### What the task asks
From the data that follows, report how many lines hold the string "эксцентриситетах", giving only the number.

### Data to use
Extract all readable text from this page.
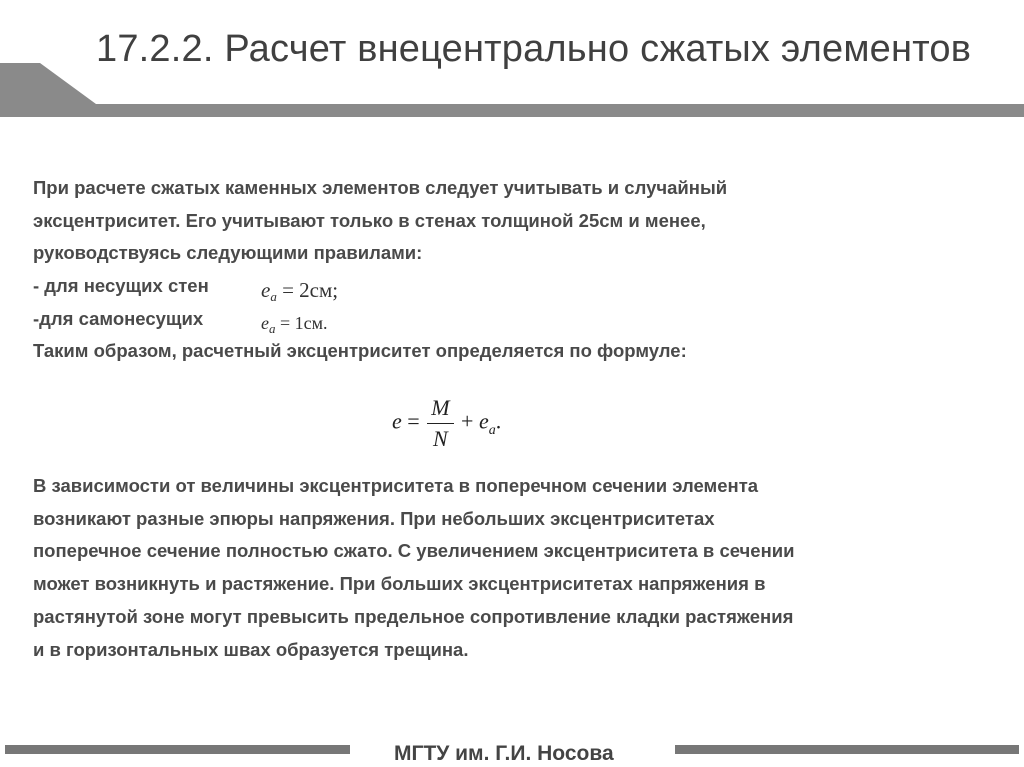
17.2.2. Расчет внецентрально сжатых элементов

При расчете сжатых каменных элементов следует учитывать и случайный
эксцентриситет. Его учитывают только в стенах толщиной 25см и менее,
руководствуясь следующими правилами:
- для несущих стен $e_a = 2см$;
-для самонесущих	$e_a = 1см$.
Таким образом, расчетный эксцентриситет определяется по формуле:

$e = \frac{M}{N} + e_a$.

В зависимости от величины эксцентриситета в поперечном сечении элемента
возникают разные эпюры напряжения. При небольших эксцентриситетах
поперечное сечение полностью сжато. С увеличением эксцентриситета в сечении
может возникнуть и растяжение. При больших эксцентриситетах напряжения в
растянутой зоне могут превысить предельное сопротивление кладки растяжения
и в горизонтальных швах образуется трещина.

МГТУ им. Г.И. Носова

--

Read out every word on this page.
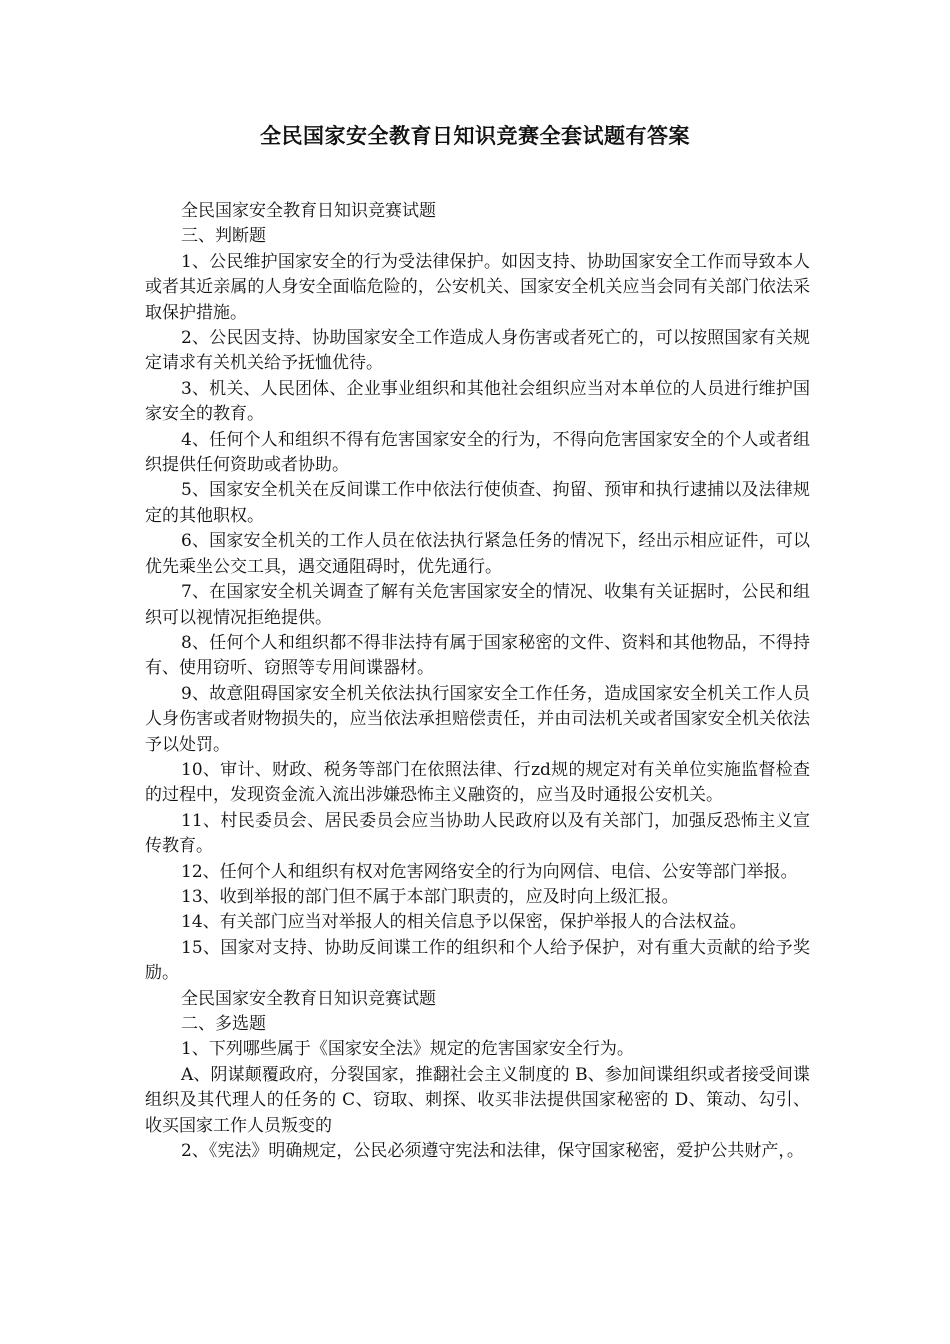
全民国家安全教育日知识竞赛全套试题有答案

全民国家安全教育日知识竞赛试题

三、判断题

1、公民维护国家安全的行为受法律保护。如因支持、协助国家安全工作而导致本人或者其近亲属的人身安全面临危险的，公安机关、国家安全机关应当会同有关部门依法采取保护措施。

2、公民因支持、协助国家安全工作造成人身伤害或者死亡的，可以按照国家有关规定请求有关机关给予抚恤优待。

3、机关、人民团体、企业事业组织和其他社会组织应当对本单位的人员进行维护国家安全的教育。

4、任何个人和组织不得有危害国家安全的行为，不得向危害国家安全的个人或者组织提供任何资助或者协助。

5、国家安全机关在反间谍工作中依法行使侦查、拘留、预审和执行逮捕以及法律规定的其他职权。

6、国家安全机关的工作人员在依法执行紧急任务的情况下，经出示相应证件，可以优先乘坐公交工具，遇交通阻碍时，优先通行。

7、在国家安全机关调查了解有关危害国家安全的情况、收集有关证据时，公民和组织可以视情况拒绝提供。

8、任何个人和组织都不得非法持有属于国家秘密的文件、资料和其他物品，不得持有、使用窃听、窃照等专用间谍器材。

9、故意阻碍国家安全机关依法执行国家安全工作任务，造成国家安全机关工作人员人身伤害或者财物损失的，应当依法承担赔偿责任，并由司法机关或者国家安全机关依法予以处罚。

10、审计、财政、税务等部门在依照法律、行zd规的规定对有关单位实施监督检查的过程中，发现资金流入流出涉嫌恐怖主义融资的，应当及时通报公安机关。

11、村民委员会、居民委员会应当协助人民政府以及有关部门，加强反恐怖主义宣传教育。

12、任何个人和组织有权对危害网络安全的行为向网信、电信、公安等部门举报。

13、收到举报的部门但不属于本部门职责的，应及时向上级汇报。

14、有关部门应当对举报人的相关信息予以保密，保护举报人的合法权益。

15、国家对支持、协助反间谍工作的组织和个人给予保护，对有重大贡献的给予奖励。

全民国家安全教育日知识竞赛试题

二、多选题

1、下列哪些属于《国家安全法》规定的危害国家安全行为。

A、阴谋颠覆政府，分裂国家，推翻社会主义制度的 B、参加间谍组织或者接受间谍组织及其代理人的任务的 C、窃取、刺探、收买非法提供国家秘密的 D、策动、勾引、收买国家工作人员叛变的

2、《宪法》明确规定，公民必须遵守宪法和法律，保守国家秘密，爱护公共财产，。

---

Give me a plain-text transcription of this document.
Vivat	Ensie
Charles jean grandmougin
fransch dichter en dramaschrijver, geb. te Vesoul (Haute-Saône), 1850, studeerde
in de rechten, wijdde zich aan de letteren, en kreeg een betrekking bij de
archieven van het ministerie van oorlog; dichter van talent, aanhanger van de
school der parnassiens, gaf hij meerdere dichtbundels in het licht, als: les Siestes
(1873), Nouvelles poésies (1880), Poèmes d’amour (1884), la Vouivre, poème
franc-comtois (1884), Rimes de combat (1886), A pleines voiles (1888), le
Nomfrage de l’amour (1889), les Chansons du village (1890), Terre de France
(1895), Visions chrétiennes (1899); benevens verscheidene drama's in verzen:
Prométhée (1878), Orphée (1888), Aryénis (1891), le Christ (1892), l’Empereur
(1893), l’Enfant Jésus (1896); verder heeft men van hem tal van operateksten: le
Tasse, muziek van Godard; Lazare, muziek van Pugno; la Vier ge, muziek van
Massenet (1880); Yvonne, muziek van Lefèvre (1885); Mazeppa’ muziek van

### Answer to the task
2